Exercise
Copy out the listing in full, exactly as written, but not its pictures.

Begin

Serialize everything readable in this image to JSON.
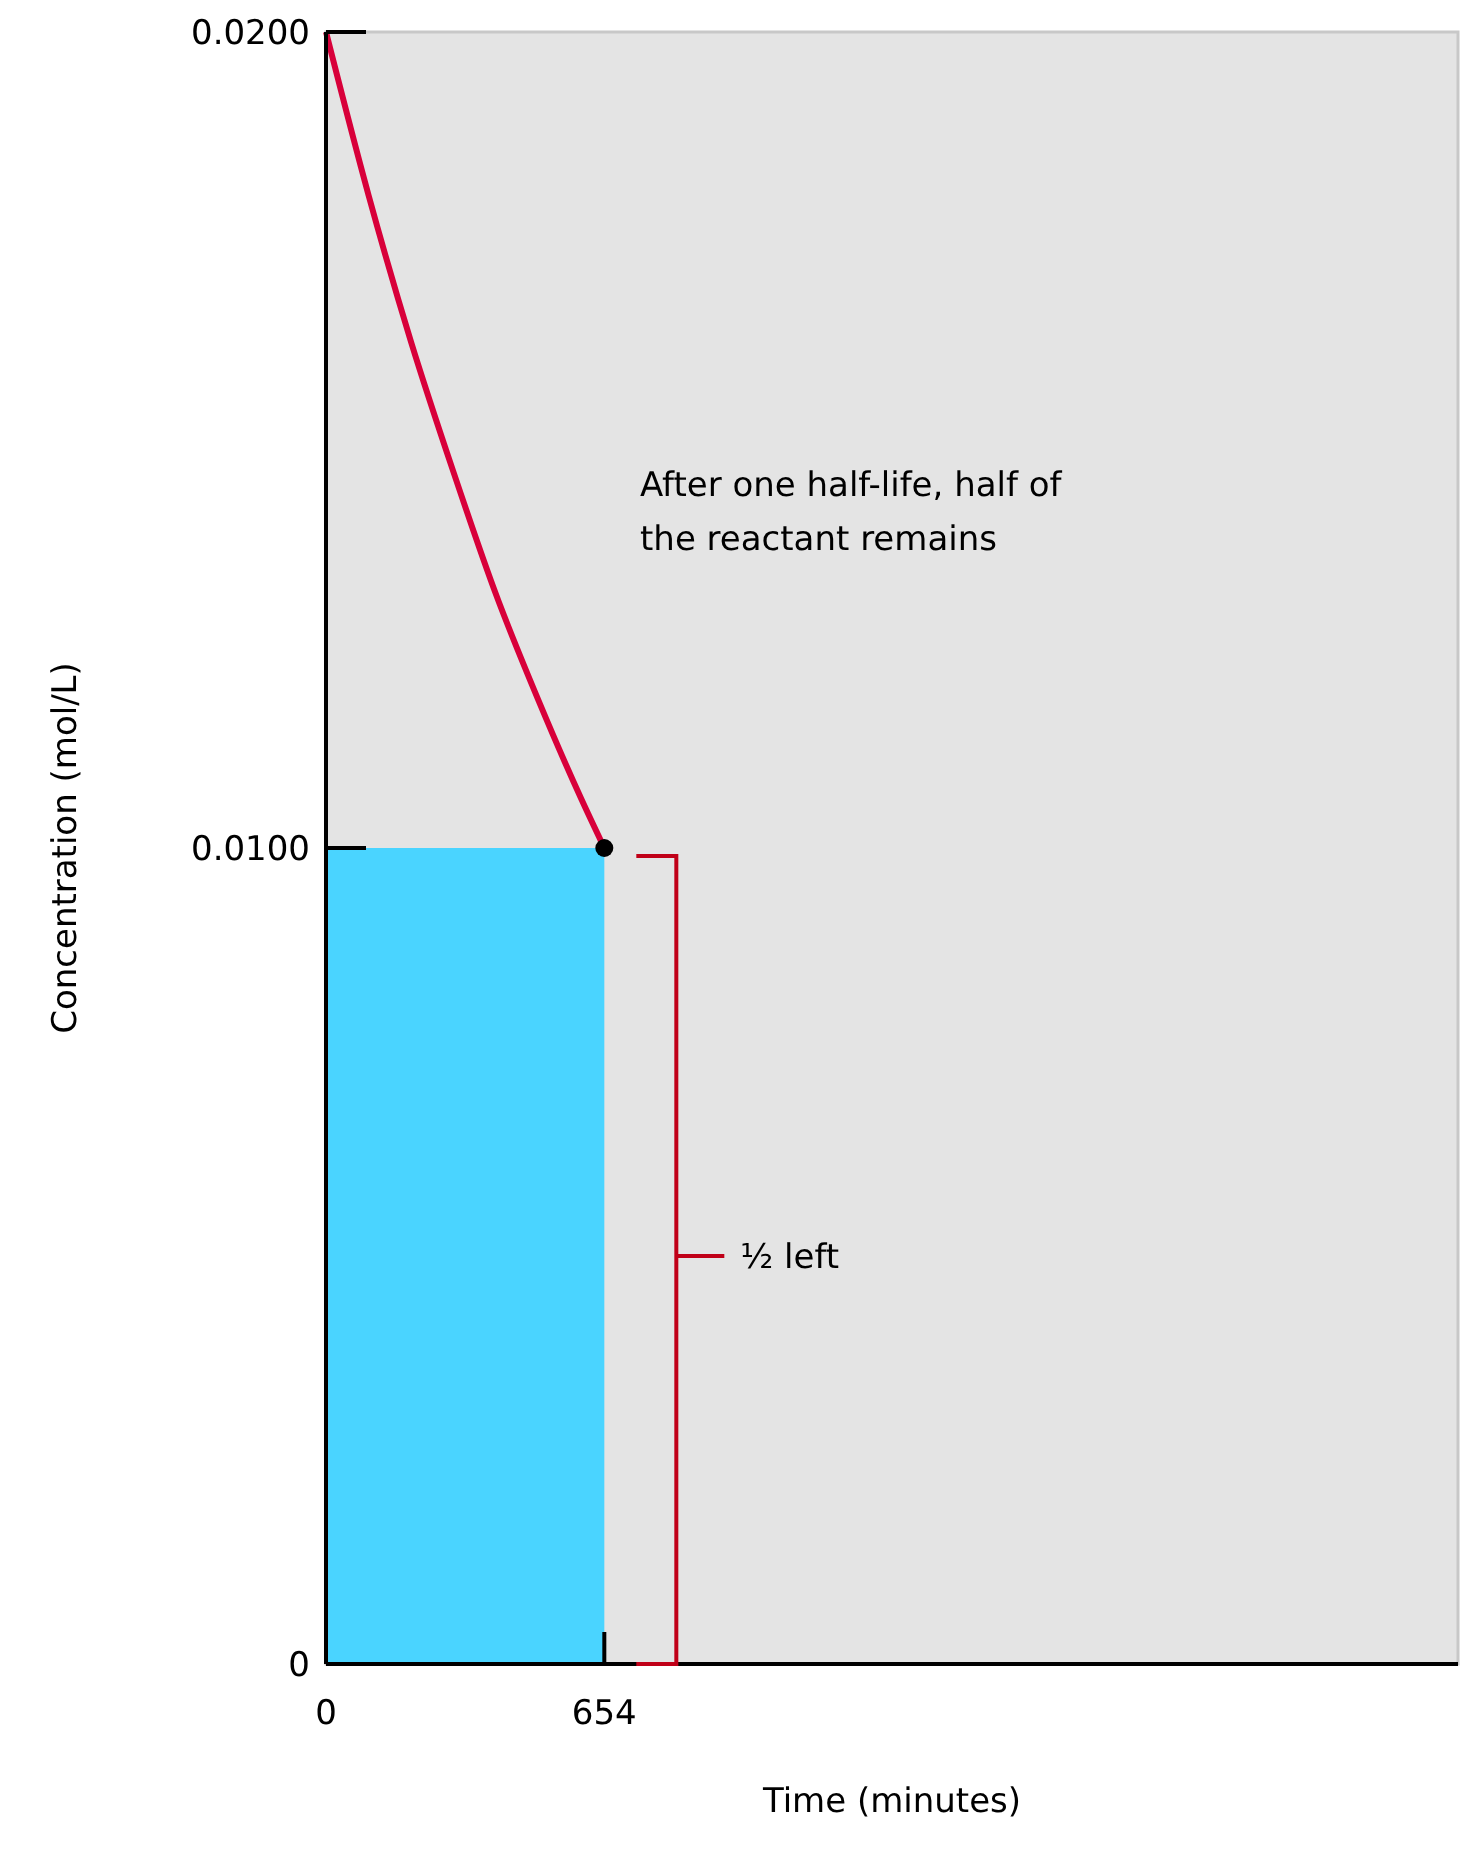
{
  "chart_data": {
    "type": "line",
    "xlabel": "Time (minutes)",
    "ylabel": "Concentration (mol/L)",
    "xlim": [
      0,
      2660
    ],
    "ylim": [
      0,
      0.02
    ],
    "xticks": [
      0,
      654
    ],
    "yticks": [
      0,
      {
        "value": 0.01,
        "label": "0.0100"
      },
      {
        "value": 0.02,
        "label": "0.0200"
      }
    ],
    "series": [
      {
        "type": "area",
        "color": "#4ad4ff",
        "x": [
          0,
          654
        ],
        "values": [
          0.01,
          0.01
        ]
      },
      {
        "color": "#d8003a",
        "x": [
          0,
          100,
          200,
          300,
          400,
          500,
          600,
          654
        ],
        "values": [
          0.02,
          0.018,
          0.0162,
          0.0146,
          0.0131,
          0.0118,
          0.0106,
          0.01
        ]
      },
      {
        "type": "scatter",
        "color": "#000000",
        "marker": "circle",
        "x": [
          654
        ],
        "values": [
          0.01
        ]
      }
    ],
    "annotations": [
      "After one half-life, half of the reactant remains",
      "½ left"
    ]
  }
}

End

Task answer
Serialize everything readable in this image to JSON.
{
  "chart_data": {
    "type": "line",
    "xlabel": "Time (minutes)",
    "ylabel": "Concentration (mol/L)",
    "xlim": [
      0,
      2660
    ],
    "ylim": [
      0,
      0.02
    ],
    "xticks": [
      0,
      654
    ],
    "yticks": [
      0,
      {
        "value": 0.01,
        "label": "0.0100"
      },
      {
        "value": 0.02,
        "label": "0.0200"
      }
    ],
    "series": [
      {
        "type": "area",
        "color": "#4ad4ff",
        "x": [
          0,
          654
        ],
        "values": [
          0.01,
          0.01
        ]
      },
      {
        "color": "#d8003a",
        "x": [
          0,
          100,
          200,
          300,
          400,
          500,
          600,
          654
        ],
        "values": [
          0.02,
          0.018,
          0.0162,
          0.0146,
          0.0131,
          0.0118,
          0.0106,
          0.01
        ]
      },
      {
        "type": "scatter",
        "color": "#000000",
        "marker": "circle",
        "x": [
          654
        ],
        "values": [
          0.01
        ]
      }
    ],
    "annotations": [
      "After one half-life, half of the reactant remains",
      "½ left"
    ]
  }
}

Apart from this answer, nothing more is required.